- Rows -
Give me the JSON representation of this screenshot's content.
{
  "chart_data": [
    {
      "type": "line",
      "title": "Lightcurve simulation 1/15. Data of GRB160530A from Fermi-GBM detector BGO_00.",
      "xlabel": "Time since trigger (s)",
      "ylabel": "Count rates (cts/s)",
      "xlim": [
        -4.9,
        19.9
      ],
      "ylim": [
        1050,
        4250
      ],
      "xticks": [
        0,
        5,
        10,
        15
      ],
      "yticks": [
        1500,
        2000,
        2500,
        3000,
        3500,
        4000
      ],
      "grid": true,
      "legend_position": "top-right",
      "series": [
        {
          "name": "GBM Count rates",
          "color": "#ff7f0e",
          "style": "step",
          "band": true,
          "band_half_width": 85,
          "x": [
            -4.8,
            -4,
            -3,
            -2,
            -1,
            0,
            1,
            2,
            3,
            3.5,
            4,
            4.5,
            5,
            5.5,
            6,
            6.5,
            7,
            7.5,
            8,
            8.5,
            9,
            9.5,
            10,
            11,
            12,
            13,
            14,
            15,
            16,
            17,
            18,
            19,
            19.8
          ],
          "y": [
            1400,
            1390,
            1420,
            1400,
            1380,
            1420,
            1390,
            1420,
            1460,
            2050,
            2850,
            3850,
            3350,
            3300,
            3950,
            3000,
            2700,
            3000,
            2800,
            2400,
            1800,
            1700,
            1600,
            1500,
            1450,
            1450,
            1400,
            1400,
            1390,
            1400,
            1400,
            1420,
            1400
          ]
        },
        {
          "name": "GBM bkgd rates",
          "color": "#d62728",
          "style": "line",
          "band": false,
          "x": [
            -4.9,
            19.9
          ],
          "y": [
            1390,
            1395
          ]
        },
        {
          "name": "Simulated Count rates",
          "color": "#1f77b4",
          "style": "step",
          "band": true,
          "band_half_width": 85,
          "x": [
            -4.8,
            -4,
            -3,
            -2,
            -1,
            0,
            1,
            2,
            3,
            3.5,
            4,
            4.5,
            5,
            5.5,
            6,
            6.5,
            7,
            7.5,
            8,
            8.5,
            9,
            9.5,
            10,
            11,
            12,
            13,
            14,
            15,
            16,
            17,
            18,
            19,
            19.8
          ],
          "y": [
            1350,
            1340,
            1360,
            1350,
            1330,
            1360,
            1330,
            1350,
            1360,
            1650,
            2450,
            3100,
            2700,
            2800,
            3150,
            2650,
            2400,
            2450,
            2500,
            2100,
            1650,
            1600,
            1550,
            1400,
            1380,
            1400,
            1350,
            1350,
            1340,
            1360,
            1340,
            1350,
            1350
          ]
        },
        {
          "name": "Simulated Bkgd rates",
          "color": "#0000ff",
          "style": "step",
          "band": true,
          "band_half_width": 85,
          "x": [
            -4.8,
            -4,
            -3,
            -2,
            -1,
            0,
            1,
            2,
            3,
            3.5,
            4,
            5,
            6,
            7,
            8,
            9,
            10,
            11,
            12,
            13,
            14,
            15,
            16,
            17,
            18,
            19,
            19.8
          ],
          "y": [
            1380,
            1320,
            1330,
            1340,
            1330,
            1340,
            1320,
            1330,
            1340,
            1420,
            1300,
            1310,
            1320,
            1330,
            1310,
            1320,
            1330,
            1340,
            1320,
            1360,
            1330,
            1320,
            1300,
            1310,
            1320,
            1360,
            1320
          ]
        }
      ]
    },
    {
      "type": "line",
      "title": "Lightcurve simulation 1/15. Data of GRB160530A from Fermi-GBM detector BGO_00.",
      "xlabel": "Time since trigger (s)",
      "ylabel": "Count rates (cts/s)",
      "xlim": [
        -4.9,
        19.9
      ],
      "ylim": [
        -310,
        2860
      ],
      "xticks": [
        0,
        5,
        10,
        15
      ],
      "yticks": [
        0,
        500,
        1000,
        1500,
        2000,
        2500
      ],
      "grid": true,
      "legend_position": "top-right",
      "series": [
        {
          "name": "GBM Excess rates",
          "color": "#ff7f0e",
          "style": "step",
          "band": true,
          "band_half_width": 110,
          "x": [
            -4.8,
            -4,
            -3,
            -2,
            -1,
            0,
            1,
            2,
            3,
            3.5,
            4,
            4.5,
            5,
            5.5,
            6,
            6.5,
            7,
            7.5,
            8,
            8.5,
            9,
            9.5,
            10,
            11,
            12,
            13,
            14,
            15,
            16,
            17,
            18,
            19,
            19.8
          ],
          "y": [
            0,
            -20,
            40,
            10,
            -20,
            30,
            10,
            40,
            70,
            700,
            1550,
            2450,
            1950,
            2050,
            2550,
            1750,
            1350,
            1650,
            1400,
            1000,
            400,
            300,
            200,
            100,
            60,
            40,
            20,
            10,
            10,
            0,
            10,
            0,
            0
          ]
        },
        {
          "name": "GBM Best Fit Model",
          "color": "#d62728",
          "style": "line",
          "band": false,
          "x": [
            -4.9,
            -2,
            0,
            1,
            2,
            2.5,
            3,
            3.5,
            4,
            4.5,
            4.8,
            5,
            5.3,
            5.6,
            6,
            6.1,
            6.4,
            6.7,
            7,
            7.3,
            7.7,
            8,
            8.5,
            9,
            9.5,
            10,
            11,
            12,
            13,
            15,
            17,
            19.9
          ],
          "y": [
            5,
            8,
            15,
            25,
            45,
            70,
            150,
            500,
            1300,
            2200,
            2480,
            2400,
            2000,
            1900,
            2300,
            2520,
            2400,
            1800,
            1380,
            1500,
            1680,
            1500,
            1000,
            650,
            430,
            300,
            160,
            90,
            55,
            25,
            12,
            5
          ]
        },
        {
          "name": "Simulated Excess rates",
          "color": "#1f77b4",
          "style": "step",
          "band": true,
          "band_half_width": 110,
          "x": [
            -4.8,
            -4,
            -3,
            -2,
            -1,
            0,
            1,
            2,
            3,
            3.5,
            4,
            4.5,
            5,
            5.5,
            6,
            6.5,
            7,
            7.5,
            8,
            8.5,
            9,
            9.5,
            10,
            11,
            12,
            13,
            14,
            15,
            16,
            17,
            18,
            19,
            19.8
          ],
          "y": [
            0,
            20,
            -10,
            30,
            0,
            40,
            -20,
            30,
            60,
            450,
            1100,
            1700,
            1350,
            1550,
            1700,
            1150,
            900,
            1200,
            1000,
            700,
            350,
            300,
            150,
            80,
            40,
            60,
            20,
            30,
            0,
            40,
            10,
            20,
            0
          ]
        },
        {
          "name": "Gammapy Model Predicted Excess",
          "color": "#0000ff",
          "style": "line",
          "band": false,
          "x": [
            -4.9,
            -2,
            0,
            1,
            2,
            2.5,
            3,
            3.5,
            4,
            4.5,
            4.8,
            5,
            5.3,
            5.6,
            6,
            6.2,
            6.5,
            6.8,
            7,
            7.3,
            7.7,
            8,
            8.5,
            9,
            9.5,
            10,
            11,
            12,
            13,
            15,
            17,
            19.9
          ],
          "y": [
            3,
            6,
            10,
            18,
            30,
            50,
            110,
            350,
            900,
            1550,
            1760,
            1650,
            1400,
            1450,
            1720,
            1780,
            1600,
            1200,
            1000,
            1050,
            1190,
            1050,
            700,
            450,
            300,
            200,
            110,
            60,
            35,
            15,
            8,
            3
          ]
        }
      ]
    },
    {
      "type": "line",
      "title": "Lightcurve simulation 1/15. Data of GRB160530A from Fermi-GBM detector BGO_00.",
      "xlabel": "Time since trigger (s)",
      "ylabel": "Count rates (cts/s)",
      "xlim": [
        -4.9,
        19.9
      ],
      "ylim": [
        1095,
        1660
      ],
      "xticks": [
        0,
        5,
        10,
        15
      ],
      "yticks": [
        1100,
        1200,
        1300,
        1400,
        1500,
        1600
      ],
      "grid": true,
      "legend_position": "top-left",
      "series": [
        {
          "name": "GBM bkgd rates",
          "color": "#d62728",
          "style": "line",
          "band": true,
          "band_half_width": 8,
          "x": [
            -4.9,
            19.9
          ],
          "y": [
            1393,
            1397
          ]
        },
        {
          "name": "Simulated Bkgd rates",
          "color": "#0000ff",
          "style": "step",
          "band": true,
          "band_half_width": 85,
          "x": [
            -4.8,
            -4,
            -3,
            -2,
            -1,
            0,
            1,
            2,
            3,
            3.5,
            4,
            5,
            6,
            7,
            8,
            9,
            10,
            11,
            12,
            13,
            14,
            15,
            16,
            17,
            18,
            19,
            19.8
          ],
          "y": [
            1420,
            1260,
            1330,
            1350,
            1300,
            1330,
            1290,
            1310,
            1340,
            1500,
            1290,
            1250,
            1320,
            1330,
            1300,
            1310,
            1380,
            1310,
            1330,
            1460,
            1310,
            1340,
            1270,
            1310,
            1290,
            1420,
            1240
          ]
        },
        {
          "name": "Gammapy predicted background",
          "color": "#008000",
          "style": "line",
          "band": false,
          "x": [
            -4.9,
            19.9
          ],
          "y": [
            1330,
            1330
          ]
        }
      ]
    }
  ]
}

--

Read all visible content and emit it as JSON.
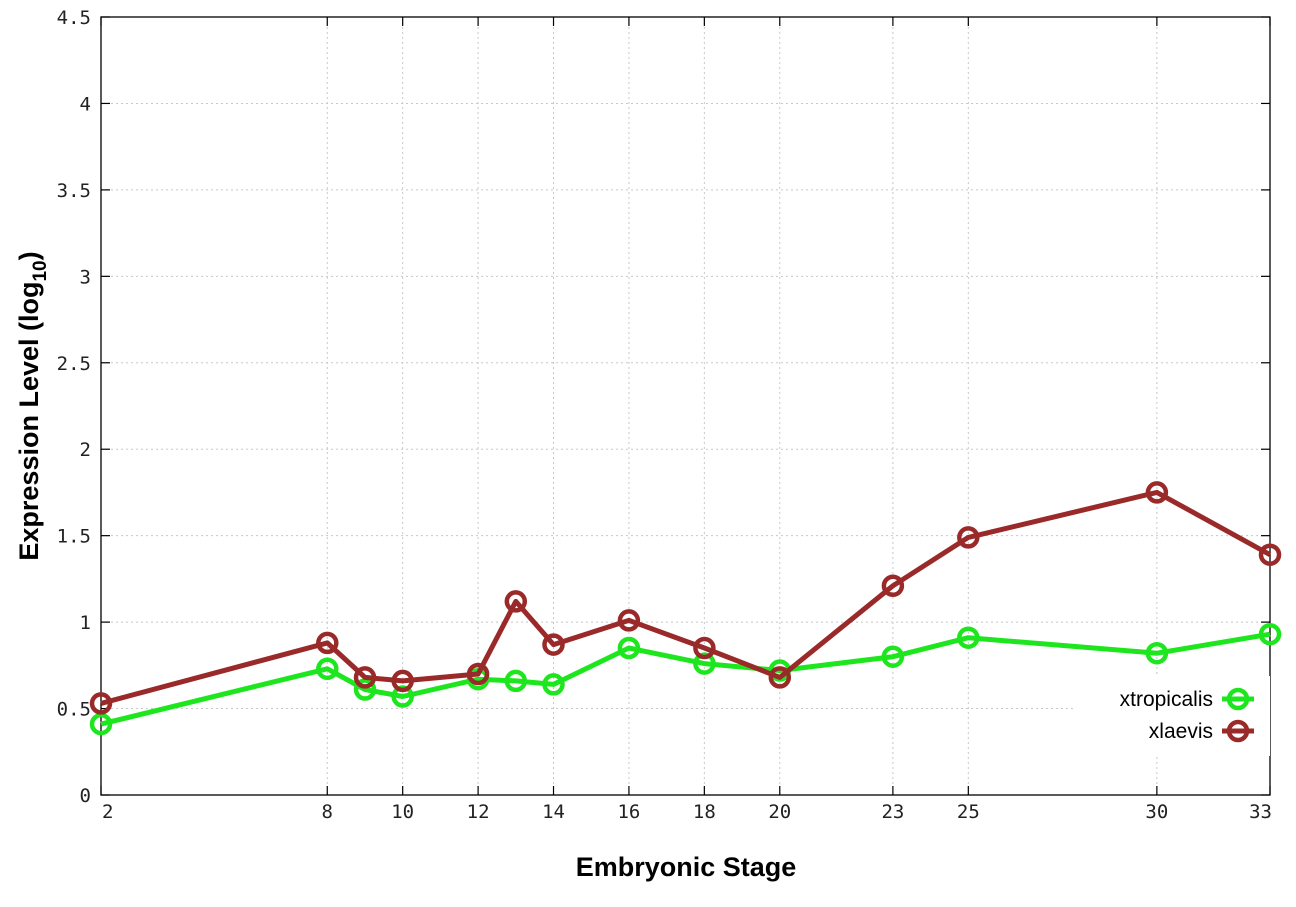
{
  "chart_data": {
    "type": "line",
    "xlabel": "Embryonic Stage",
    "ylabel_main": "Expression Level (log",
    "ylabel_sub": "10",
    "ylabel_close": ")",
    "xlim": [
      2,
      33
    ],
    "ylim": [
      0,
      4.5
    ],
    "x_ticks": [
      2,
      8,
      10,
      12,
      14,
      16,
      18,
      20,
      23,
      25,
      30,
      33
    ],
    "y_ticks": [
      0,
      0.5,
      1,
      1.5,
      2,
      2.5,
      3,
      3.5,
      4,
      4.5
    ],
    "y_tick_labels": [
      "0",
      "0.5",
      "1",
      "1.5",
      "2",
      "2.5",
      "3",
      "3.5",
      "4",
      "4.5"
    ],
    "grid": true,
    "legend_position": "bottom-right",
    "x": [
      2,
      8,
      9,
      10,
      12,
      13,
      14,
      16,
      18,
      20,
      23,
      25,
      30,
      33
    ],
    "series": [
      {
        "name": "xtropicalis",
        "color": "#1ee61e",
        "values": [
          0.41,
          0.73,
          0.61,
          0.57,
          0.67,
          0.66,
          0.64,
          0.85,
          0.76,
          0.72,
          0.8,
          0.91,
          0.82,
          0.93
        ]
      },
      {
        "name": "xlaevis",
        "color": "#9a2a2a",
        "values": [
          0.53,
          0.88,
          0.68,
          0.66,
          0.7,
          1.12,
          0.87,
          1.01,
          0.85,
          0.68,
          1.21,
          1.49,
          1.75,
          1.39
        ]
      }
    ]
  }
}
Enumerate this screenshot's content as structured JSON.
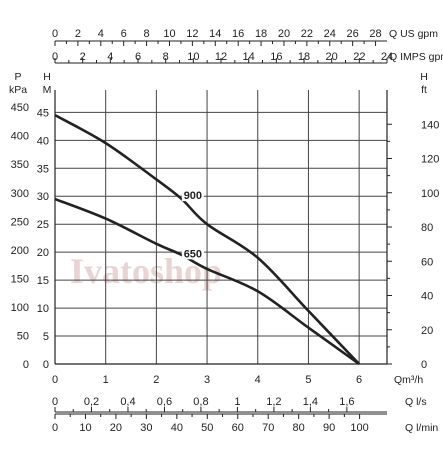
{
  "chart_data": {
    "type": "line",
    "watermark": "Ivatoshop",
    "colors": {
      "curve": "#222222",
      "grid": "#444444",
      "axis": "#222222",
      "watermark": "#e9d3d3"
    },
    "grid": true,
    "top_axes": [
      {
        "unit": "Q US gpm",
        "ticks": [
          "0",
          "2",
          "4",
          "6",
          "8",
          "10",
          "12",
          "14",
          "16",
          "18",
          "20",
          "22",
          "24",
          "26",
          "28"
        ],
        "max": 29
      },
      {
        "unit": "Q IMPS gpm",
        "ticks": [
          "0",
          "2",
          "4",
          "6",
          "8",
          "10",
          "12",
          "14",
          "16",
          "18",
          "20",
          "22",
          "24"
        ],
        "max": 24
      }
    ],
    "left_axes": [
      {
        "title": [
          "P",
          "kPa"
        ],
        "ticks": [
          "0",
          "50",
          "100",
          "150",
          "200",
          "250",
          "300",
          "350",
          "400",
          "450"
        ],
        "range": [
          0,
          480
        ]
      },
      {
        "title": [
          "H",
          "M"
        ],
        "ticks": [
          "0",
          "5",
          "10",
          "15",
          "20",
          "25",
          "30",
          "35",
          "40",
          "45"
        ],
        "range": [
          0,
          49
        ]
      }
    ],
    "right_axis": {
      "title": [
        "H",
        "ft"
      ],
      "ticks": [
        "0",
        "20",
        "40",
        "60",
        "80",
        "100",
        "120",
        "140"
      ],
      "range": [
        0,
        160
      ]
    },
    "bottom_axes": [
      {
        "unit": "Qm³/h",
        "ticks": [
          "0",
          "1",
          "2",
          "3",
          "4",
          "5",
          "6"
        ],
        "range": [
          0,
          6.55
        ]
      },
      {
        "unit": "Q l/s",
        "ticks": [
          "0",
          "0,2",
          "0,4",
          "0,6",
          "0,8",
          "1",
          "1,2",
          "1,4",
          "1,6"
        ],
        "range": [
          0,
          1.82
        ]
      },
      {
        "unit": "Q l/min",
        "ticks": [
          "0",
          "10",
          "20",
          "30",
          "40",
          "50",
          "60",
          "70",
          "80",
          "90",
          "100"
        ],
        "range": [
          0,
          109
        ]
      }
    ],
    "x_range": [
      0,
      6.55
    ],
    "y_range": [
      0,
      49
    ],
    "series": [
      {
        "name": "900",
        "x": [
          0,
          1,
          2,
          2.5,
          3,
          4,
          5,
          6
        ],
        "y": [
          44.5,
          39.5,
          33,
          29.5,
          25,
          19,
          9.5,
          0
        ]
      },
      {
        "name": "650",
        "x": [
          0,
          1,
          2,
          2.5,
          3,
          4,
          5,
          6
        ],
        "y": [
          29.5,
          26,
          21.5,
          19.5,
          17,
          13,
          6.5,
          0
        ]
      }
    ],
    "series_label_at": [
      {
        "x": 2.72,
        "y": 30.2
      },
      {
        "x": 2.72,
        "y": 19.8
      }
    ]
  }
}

- Instructions for the task -
Report how many lines in this data include the string "Gammapy", and nothing else.

- Task solution -
2